--- Start Listing ---
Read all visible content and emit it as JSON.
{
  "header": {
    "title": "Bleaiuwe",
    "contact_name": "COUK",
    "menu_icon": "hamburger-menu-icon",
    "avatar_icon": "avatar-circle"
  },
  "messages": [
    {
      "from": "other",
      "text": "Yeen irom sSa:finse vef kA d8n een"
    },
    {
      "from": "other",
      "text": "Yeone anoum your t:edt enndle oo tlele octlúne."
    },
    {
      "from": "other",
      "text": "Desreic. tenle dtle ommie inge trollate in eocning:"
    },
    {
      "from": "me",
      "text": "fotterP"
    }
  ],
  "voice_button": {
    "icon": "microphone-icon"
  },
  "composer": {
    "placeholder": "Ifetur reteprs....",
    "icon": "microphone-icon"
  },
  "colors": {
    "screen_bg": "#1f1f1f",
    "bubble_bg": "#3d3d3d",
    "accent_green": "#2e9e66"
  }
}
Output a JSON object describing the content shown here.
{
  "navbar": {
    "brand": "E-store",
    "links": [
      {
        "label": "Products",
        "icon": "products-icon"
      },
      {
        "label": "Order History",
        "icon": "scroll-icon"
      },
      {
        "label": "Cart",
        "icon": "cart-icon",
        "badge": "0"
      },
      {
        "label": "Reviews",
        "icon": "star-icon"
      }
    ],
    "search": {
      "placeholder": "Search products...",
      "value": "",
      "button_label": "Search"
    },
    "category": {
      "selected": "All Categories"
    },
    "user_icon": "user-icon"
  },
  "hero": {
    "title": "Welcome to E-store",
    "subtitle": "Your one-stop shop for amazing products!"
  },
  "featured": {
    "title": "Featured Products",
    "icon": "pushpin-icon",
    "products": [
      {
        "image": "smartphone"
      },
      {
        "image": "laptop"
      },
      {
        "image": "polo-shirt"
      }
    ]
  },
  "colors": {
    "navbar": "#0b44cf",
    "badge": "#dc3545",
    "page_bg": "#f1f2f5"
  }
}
--- End Listing ---
> _Job_: Write the listing out again, exactly as shown above.

> _Worked solution_:
Read all visible content and emit it as JSON.
{
  "header": {
    "title": "Bleaiuwe",
    "contact_name": "COUK",
    "menu_icon": "hamburger-menu-icon",
    "avatar_icon": "avatar-circle"
  },
  "messages": [
    {
      "from": "other",
      "text": "Yeen irom sSa:finse vef kA d8n een"
    },
    {
      "from": "other",
      "text": "Yeone anoum your t:edt enndle oo tlele octlúne."
    },
    {
      "from": "other",
      "text": "Desreic. tenle dtle ommie inge trollate in eocning:"
    },
    {
      "from": "me",
      "text": "fotterP"
    }
  ],
  "voice_button": {
    "icon": "microphone-icon"
  },
  "composer": {
    "placeholder": "Ifetur reteprs....",
    "icon": "microphone-icon"
  },
  "colors": {
    "screen_bg": "#1f1f1f",
    "bubble_bg": "#3d3d3d",
    "accent_green": "#2e9e66"
  }
}
Output a JSON object describing the content shown here.
{
  "navbar": {
    "brand": "E-store",
    "links": [
      {
        "label": "Products",
        "icon": "products-icon"
      },
      {
        "label": "Order History",
        "icon": "scroll-icon"
      },
      {
        "label": "Cart",
        "icon": "cart-icon",
        "badge": "0"
      },
      {
        "label": "Reviews",
        "icon": "star-icon"
      }
    ],
    "search": {
      "placeholder": "Search products...",
      "value": "",
      "button_label": "Search"
    },
    "category": {
      "selected": "All Categories"
    },
    "user_icon": "user-icon"
  },
  "hero": {
    "title": "Welcome to E-store",
    "subtitle": "Your one-stop shop for amazing products!"
  },
  "featured": {
    "title": "Featured Products",
    "icon": "pushpin-icon",
    "products": [
      {
        "image": "smartphone"
      },
      {
        "image": "laptop"
      },
      {
        "image": "polo-shirt"
      }
    ]
  },
  "colors": {
    "navbar": "#0b44cf",
    "badge": "#dc3545",
    "page_bg": "#f1f2f5"
  }
}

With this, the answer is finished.